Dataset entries
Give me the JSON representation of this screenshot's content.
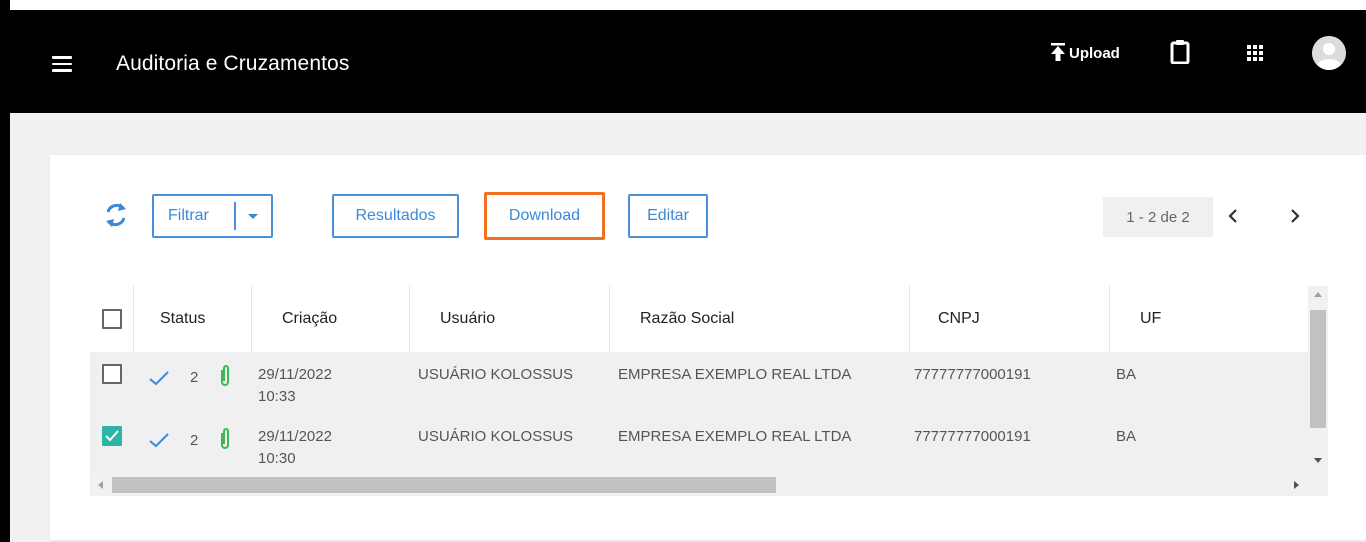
{
  "app": {
    "title": "Auditoria e Cruzamentos"
  },
  "header": {
    "upload_label": "Upload"
  },
  "toolbar": {
    "filter_label": "Filtrar",
    "results_label": "Resultados",
    "download_label": "Download",
    "edit_label": "Editar"
  },
  "pagination": {
    "text": "1 - 2 de 2"
  },
  "table": {
    "columns": [
      "Status",
      "Criação",
      "Usuário",
      "Razão Social",
      "CNPJ",
      "UF"
    ],
    "rows": [
      {
        "checked": false,
        "status_count": "2",
        "creation_date": "29/11/2022",
        "creation_time": "10:33",
        "user": "USUÁRIO KOLOSSUS",
        "company": "EMPRESA EXEMPLO REAL LTDA",
        "cnpj": "77777777000191",
        "uf": "BA"
      },
      {
        "checked": true,
        "status_count": "2",
        "creation_date": "29/11/2022",
        "creation_time": "10:30",
        "user": "USUÁRIO KOLOSSUS",
        "company": "EMPRESA EXEMPLO REAL LTDA",
        "cnpj": "77777777000191",
        "uf": "BA"
      }
    ]
  },
  "colors": {
    "accent": "#4a90d9",
    "highlight": "#f07020",
    "check": "#2bb5a6",
    "attach": "#3cb85a"
  },
  "icons": [
    "menu-icon",
    "upload-icon",
    "clipboard-icon",
    "apps-icon",
    "avatar-icon",
    "refresh-icon",
    "checkmark-icon",
    "paperclip-icon",
    "chevron-left-icon",
    "chevron-right-icon"
  ]
}
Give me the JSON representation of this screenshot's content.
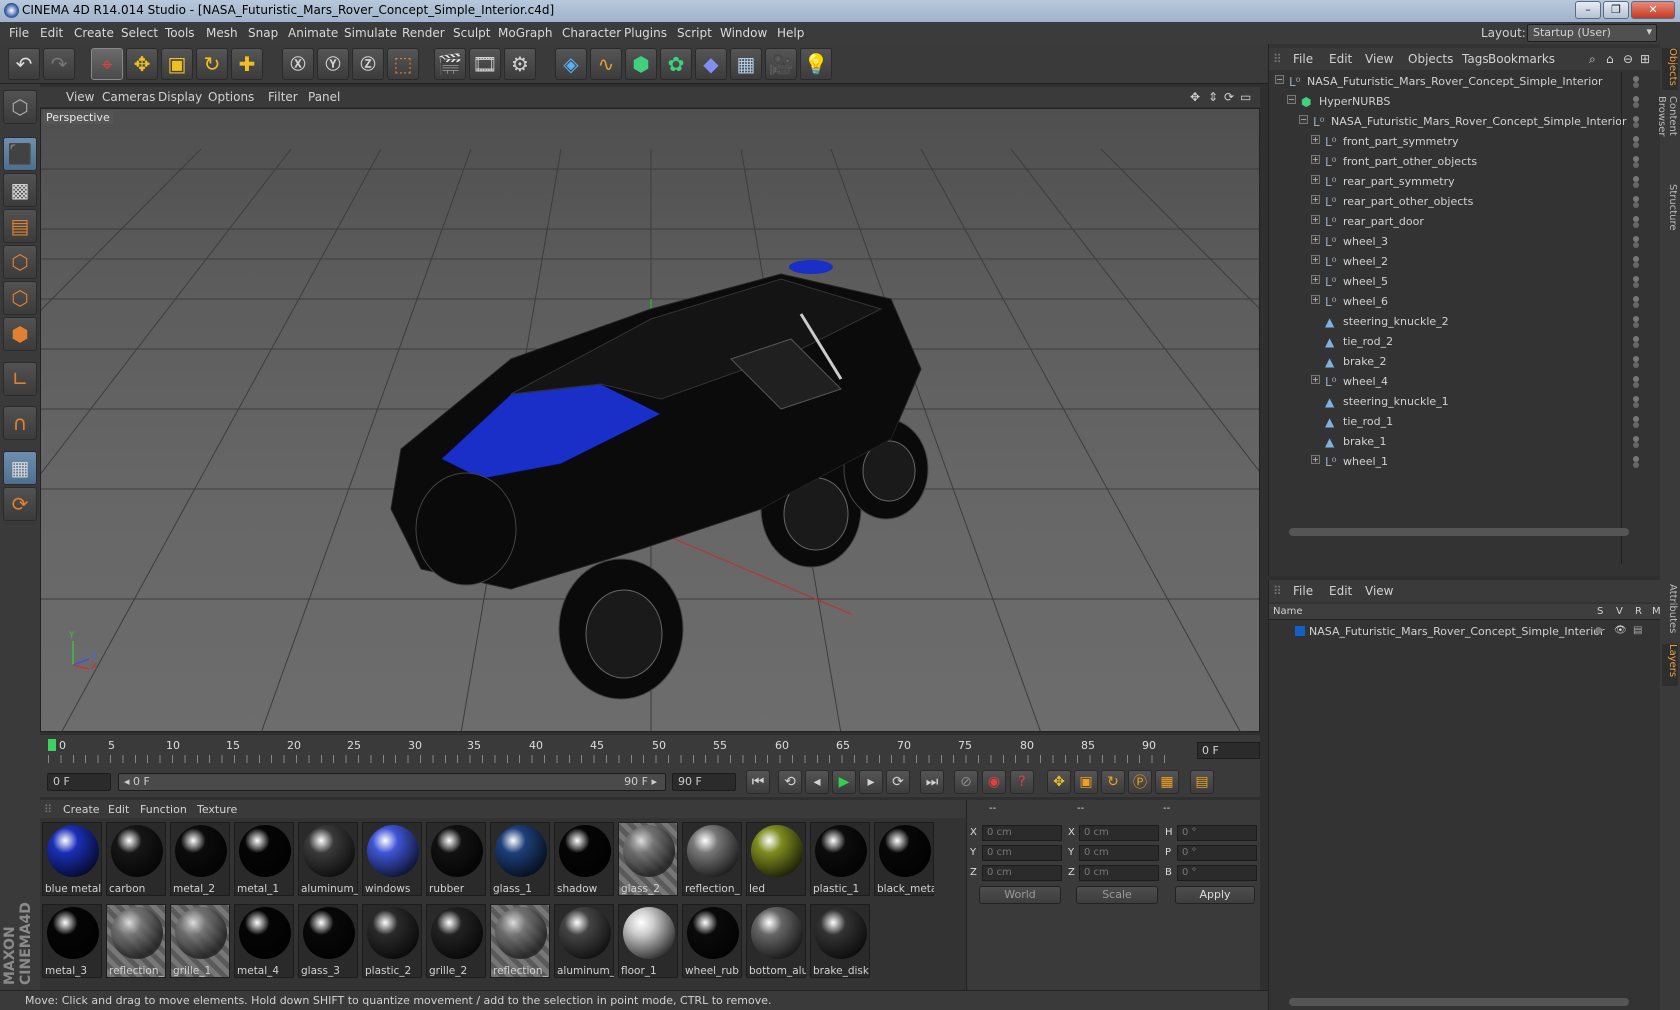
{
  "title": "CINEMA 4D R14.014 Studio - [NASA_Futuristic_Mars_Rover_Concept_Simple_Interior.c4d]",
  "window_buttons": [
    "–",
    "❐",
    "✕"
  ],
  "menu": [
    "File",
    "Edit",
    "Create",
    "Select",
    "Tools",
    "Mesh",
    "Snap",
    "Animate",
    "Simulate",
    "Render",
    "Sculpt",
    "MoGraph",
    "Character",
    "Plugins",
    "Script",
    "Window",
    "Help"
  ],
  "layout": {
    "label": "Layout:",
    "value": "Startup (User)"
  },
  "viewport": {
    "menu": [
      "View",
      "Cameras",
      "Display",
      "Options",
      "Filter",
      "Panel"
    ],
    "label": "Perspective",
    "axis": {
      "y": "Y",
      "z": "Z",
      "x": "X"
    }
  },
  "timeline": {
    "ticks": [
      "0",
      "5",
      "10",
      "15",
      "20",
      "25",
      "30",
      "35",
      "40",
      "45",
      "50",
      "55",
      "60",
      "65",
      "70",
      "75",
      "80",
      "85",
      "90"
    ],
    "current_frame": "0 F",
    "start_field": "0 F",
    "range_start": "◂ 0 F",
    "range_end": "90 F ▸",
    "end_field": "90 F"
  },
  "materials": {
    "menu": [
      "Create",
      "Edit",
      "Function",
      "Texture"
    ],
    "items": [
      {
        "label": "blue metal",
        "color": "#1a2fb8"
      },
      {
        "label": "carbon",
        "color": "#161616"
      },
      {
        "label": "metal_2",
        "color": "#0c0c0c"
      },
      {
        "label": "metal_1",
        "color": "#050505"
      },
      {
        "label": "aluminum_",
        "color": "#3a3a3a"
      },
      {
        "label": "windows",
        "color": "#3e55d6"
      },
      {
        "label": "rubber",
        "color": "#111111"
      },
      {
        "label": "glass_1",
        "color": "#1d3f7a"
      },
      {
        "label": "shadow",
        "color": "#050505"
      },
      {
        "label": "glass_2",
        "color": "checker"
      },
      {
        "label": "reflection_",
        "color": "#777777"
      },
      {
        "label": "led",
        "color": "#7f8c1e"
      },
      {
        "label": "plastic_1",
        "color": "#0c0c0c"
      },
      {
        "label": "black_meta",
        "color": "#070707"
      },
      {
        "label": "metal_3",
        "color": "#050505"
      },
      {
        "label": "reflection_",
        "color": "checker"
      },
      {
        "label": "grille_1",
        "color": "checker"
      },
      {
        "label": "metal_4",
        "color": "#050505"
      },
      {
        "label": "glass_3",
        "color": "#080808"
      },
      {
        "label": "plastic_2",
        "color": "#2a2a2a"
      },
      {
        "label": "grille_2",
        "color": "#222222"
      },
      {
        "label": "reflection_",
        "color": "checker"
      },
      {
        "label": "aluminum_",
        "color": "#444444"
      },
      {
        "label": "floor_1",
        "color": "#cccccc"
      },
      {
        "label": "wheel_rub",
        "color": "#0a0a0a"
      },
      {
        "label": "bottom_alu",
        "color": "#666666"
      },
      {
        "label": "brake_disk",
        "color": "#333333"
      }
    ]
  },
  "coords": {
    "headers": [
      "--",
      "--",
      "--"
    ],
    "rows": [
      {
        "a": "X",
        "av": "0 cm",
        "b": "X",
        "bv": "0 cm",
        "c": "H",
        "cv": "0 °"
      },
      {
        "a": "Y",
        "av": "0 cm",
        "b": "Y",
        "bv": "0 cm",
        "c": "P",
        "cv": "0 °"
      },
      {
        "a": "Z",
        "av": "0 cm",
        "b": "Z",
        "bv": "0 cm",
        "c": "B",
        "cv": "0 °"
      }
    ],
    "world": "World",
    "scale": "Scale",
    "apply": "Apply"
  },
  "status": "Move: Click and drag to move elements. Hold down SHIFT to quantize movement / add to the selection in point mode, CTRL to remove.",
  "objects": {
    "menu": [
      "File",
      "Edit",
      "View",
      "Objects",
      "Tags",
      "Bookmarks"
    ],
    "rows": [
      {
        "name": "NASA_Futuristic_Mars_Rover_Concept_Simple_Interior",
        "indent": 0,
        "icon": "null-icon",
        "expander": "−"
      },
      {
        "name": "HyperNURBS",
        "indent": 1,
        "icon": "hypernurbs-icon",
        "expander": "−"
      },
      {
        "name": "NASA_Futuristic_Mars_Rover_Concept_Simple_Interior",
        "indent": 2,
        "icon": "null-icon",
        "expander": "−"
      },
      {
        "name": "front_part_symmetry",
        "indent": 3,
        "icon": "null-icon",
        "expander": "+"
      },
      {
        "name": "front_part_other_objects",
        "indent": 3,
        "icon": "null-icon",
        "expander": "+"
      },
      {
        "name": "rear_part_symmetry",
        "indent": 3,
        "icon": "null-icon",
        "expander": "+"
      },
      {
        "name": "rear_part_other_objects",
        "indent": 3,
        "icon": "null-icon",
        "expander": "+"
      },
      {
        "name": "rear_part_door",
        "indent": 3,
        "icon": "null-icon",
        "expander": "+"
      },
      {
        "name": "wheel_3",
        "indent": 3,
        "icon": "null-icon",
        "expander": "+"
      },
      {
        "name": "wheel_2",
        "indent": 3,
        "icon": "null-icon",
        "expander": "+"
      },
      {
        "name": "wheel_5",
        "indent": 3,
        "icon": "null-icon",
        "expander": "+"
      },
      {
        "name": "wheel_6",
        "indent": 3,
        "icon": "null-icon",
        "expander": "+"
      },
      {
        "name": "steering_knuckle_2",
        "indent": 3,
        "icon": "polygon-icon",
        "expander": ""
      },
      {
        "name": "tie_rod_2",
        "indent": 3,
        "icon": "polygon-icon",
        "expander": ""
      },
      {
        "name": "brake_2",
        "indent": 3,
        "icon": "polygon-icon",
        "expander": ""
      },
      {
        "name": "wheel_4",
        "indent": 3,
        "icon": "null-icon",
        "expander": "+"
      },
      {
        "name": "steering_knuckle_1",
        "indent": 3,
        "icon": "polygon-icon",
        "expander": ""
      },
      {
        "name": "tie_rod_1",
        "indent": 3,
        "icon": "polygon-icon",
        "expander": ""
      },
      {
        "name": "brake_1",
        "indent": 3,
        "icon": "polygon-icon",
        "expander": ""
      },
      {
        "name": "wheel_1",
        "indent": 3,
        "icon": "null-icon",
        "expander": "+"
      }
    ]
  },
  "layers": {
    "menu": [
      "File",
      "Edit",
      "View"
    ],
    "columns": {
      "name": "Name",
      "s": "S",
      "v": "V",
      "r": "R",
      "m": "M"
    },
    "rows": [
      {
        "name": "NASA_Futuristic_Mars_Rover_Concept_Simple_Interior",
        "color": "#1560c8"
      }
    ]
  },
  "side_tabs": [
    "Objects",
    "Content Browser",
    "Structure",
    "Attributes",
    "Layers"
  ]
}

» The task
Locate each line with the word "chevron" and copy it.

» Problem solution
    "chevron-left-icon",
    "chevron-right-icon"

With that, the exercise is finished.